Copy every line of the following data that includes the string "Subtract".

— START OF Data for this exercise —

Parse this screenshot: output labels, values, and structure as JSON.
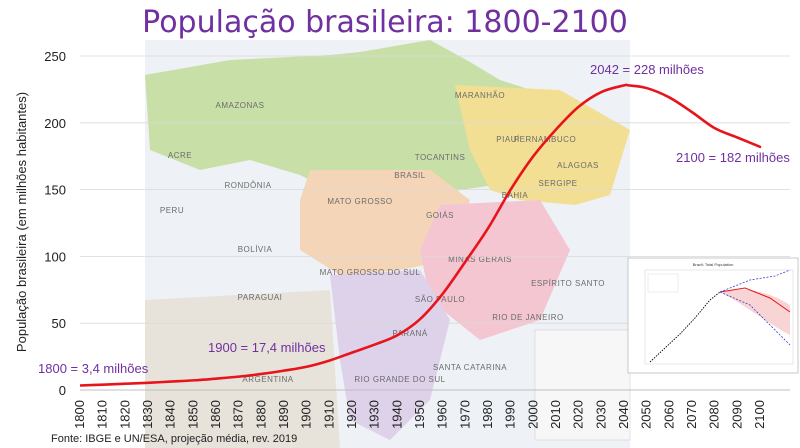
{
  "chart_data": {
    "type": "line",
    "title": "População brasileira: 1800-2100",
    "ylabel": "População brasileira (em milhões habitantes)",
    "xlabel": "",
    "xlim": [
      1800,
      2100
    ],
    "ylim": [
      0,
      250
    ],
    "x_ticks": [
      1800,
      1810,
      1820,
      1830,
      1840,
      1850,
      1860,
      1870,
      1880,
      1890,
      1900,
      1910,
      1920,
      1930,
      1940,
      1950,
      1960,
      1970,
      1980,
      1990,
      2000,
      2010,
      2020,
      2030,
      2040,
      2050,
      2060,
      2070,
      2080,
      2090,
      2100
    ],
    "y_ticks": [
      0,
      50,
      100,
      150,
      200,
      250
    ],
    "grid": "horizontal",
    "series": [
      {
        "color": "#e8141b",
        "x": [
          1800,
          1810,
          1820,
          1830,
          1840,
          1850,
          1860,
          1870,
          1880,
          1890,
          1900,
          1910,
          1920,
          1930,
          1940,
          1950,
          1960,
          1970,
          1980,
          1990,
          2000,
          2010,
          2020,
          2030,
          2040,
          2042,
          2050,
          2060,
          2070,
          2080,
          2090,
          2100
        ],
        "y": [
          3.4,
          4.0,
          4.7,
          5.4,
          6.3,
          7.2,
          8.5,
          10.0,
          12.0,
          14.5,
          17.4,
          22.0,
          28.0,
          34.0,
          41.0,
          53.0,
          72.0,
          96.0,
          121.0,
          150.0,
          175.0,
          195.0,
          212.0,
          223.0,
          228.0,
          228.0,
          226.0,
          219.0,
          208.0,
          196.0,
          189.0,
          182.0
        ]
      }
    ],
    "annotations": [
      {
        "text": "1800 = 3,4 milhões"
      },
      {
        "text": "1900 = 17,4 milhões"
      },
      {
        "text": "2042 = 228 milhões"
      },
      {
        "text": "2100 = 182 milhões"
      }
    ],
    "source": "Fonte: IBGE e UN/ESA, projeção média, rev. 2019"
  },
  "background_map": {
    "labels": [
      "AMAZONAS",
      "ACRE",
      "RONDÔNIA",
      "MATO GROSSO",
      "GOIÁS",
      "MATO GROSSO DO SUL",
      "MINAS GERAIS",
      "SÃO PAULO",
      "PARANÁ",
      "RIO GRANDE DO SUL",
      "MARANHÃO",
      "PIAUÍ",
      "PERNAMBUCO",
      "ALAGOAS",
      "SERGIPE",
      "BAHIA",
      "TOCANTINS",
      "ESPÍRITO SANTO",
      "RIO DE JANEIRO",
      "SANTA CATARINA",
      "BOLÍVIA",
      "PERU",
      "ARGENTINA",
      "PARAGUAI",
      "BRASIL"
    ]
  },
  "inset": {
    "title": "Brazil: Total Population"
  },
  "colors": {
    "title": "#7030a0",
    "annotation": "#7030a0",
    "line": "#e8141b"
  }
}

— END OF Data for this exercise —
— START OF Data for this exercise —

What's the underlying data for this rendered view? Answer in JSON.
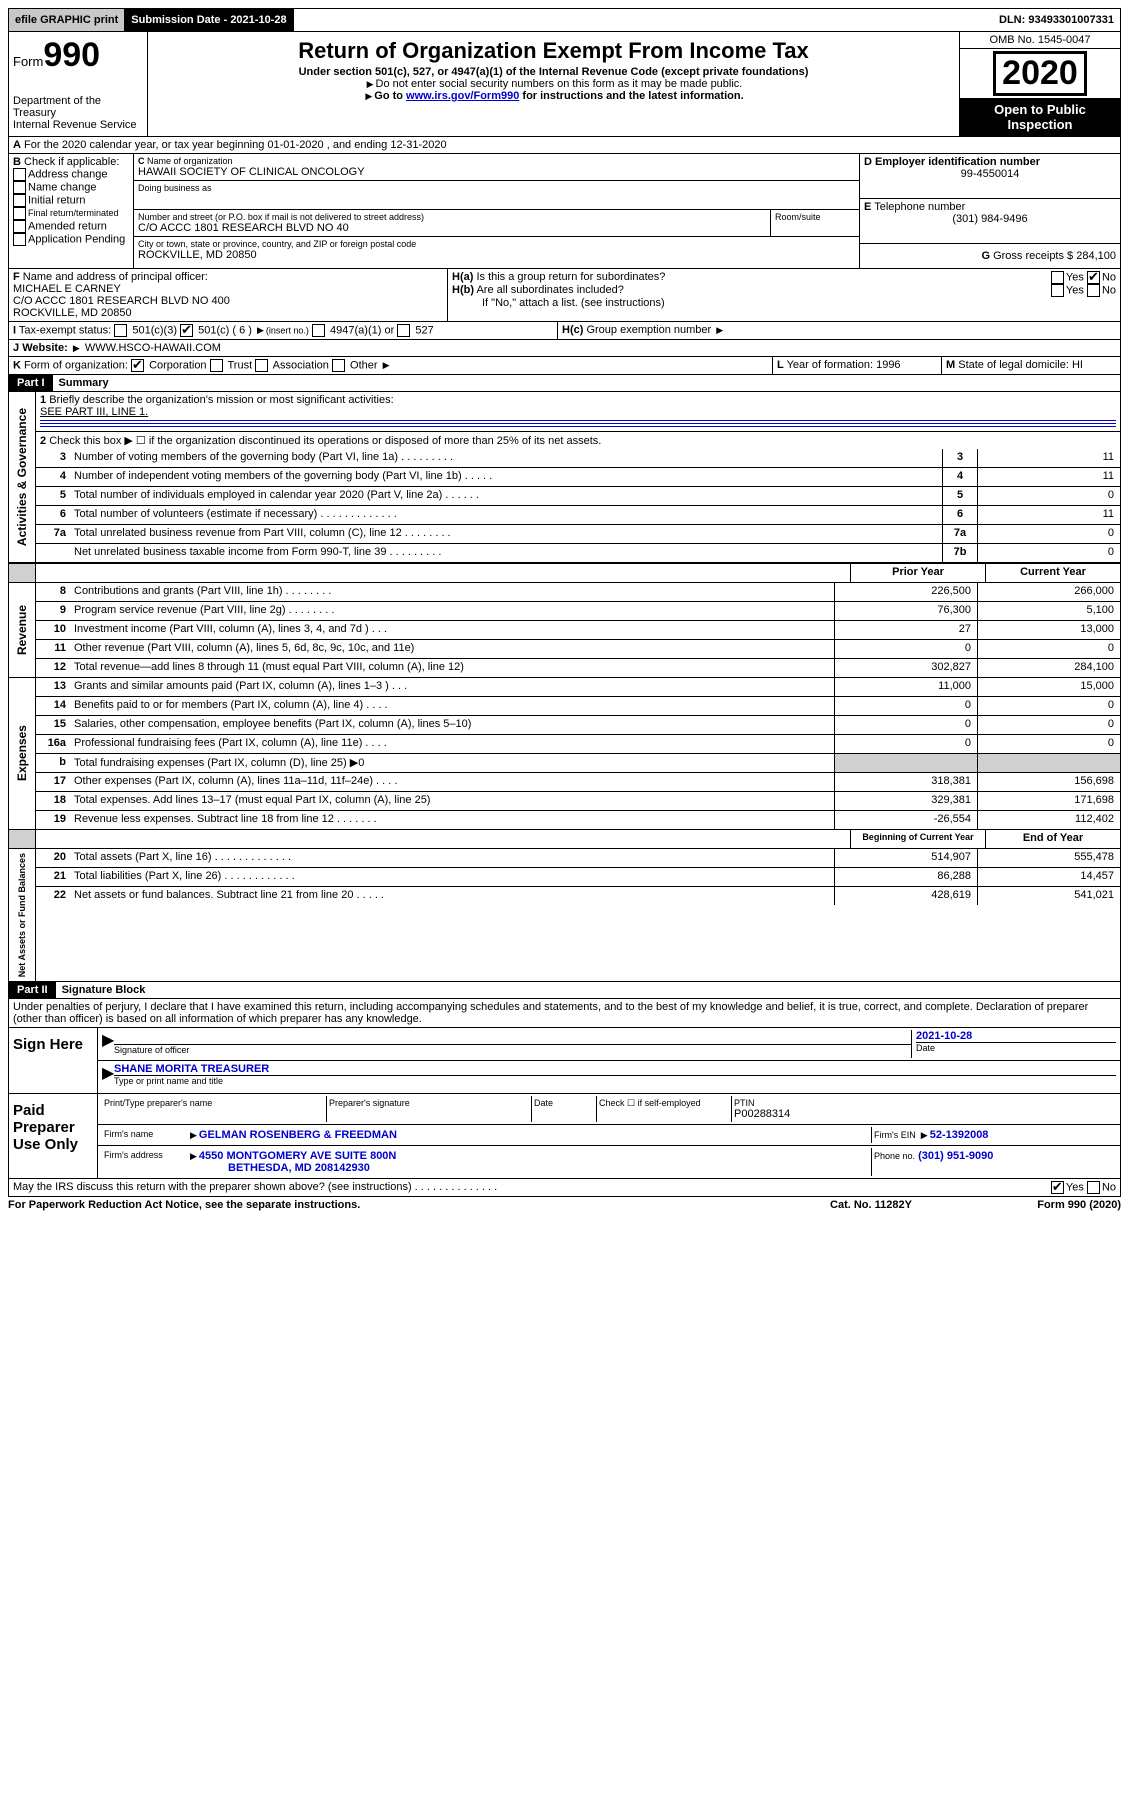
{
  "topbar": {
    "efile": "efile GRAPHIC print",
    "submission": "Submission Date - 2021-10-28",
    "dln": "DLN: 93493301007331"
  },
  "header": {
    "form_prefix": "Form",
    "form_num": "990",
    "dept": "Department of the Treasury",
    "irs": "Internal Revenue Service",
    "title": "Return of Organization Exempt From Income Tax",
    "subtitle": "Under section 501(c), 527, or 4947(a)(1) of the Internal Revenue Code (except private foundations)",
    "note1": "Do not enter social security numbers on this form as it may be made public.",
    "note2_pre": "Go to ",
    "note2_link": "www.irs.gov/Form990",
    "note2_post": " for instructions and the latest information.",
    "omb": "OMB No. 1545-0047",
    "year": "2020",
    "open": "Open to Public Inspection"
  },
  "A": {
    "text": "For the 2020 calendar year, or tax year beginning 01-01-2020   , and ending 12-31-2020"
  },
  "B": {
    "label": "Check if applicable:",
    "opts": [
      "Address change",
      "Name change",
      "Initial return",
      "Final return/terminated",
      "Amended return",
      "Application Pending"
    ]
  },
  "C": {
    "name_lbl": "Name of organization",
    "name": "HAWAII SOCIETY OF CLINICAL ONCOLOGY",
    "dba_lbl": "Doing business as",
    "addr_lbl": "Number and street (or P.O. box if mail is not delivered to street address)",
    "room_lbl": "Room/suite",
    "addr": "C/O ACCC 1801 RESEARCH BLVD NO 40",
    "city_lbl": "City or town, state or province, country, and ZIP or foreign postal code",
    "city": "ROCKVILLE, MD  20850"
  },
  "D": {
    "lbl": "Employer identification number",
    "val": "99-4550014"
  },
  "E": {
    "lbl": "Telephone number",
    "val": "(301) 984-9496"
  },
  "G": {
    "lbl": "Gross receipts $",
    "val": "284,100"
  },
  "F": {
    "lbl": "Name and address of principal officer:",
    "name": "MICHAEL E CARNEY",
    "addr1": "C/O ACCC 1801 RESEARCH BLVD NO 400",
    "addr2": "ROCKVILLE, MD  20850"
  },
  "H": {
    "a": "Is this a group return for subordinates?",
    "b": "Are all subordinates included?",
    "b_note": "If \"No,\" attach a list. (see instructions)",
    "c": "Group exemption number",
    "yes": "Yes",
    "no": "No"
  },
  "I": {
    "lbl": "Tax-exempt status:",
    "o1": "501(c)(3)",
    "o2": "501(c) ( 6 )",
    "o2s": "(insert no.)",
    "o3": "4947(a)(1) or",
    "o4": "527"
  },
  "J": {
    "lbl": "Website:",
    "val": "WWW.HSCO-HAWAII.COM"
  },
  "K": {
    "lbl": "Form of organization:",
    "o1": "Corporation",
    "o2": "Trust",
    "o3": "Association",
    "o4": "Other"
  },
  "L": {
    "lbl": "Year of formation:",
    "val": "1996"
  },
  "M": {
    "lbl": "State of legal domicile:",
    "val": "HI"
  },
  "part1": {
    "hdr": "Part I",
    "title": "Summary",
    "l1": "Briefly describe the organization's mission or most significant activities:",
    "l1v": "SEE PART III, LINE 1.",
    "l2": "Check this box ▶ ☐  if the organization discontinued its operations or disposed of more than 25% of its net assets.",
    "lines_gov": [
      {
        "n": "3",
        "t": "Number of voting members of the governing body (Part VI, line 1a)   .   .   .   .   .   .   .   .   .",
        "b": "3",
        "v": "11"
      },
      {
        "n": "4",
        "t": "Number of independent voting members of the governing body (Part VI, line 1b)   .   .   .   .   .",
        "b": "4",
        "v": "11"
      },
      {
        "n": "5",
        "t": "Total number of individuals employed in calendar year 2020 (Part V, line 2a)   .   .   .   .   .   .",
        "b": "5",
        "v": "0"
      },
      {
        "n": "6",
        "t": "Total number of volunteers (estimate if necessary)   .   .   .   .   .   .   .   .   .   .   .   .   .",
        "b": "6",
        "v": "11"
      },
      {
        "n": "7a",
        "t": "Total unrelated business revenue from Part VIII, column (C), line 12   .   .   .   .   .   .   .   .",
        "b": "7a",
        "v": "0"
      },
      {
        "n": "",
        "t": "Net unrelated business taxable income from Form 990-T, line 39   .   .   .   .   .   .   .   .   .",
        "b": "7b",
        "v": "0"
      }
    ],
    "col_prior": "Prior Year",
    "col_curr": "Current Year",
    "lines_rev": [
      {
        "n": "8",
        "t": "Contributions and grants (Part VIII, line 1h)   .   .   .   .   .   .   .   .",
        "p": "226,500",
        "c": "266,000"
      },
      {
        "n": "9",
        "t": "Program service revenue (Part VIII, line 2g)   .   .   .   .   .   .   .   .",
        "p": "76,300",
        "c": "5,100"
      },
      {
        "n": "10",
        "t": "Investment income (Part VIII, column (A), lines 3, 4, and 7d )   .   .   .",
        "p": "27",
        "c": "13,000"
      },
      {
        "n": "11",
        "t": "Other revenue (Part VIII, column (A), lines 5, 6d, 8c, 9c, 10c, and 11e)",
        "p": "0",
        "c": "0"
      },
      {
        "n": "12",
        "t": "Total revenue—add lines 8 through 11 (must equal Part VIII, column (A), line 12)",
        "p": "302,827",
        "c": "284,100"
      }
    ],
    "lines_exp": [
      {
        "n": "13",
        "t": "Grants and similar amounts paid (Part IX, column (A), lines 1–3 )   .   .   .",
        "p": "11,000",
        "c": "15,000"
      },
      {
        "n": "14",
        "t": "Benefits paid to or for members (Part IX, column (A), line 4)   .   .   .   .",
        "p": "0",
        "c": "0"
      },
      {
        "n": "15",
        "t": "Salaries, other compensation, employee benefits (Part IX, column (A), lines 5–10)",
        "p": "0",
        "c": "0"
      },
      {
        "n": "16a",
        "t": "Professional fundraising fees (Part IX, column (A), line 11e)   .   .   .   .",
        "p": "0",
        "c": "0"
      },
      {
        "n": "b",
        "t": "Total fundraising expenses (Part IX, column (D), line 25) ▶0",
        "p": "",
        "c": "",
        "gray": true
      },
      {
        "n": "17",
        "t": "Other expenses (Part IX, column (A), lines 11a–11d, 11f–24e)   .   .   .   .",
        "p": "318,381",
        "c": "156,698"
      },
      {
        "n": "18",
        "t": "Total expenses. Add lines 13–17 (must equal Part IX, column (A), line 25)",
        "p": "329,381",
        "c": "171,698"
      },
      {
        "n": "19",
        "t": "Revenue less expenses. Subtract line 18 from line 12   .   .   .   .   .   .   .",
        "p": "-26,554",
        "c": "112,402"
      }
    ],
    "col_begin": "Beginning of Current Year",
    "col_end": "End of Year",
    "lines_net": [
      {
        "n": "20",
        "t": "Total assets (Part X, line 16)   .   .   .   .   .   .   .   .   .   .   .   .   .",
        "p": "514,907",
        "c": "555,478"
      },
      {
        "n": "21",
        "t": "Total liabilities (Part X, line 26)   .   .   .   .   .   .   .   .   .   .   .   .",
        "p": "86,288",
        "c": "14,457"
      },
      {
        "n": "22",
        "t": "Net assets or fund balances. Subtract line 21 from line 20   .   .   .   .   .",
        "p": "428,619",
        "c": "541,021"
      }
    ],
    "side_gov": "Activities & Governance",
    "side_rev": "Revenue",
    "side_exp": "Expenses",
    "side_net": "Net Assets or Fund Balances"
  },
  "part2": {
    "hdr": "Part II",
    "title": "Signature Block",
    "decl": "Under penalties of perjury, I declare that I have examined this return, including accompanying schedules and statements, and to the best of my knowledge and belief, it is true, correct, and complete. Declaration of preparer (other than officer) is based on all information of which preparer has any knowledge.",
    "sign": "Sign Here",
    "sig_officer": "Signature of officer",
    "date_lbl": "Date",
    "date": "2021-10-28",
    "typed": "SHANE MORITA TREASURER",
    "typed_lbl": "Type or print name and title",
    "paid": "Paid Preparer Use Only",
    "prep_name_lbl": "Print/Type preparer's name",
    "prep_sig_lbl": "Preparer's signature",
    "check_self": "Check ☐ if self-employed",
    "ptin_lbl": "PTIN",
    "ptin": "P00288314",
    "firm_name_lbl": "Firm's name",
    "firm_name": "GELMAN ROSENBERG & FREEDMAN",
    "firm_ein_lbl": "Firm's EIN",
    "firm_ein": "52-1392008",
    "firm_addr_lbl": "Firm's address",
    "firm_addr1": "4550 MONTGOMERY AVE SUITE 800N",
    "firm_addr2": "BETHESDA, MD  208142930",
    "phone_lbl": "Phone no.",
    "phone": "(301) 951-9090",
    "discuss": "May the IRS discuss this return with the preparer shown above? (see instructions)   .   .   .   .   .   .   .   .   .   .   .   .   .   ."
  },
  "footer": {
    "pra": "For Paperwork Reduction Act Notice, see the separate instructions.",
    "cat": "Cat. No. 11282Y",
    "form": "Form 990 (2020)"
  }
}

— END OF Data for this exercise —

● **Full response**:
        "t": "Revenue less expenses. Subtract line 18 from line 12   .   .   .   .   .   .   .",
        "t": "Net assets or fund balances. Subtract line 21 from line 20   .   .   .   .   .",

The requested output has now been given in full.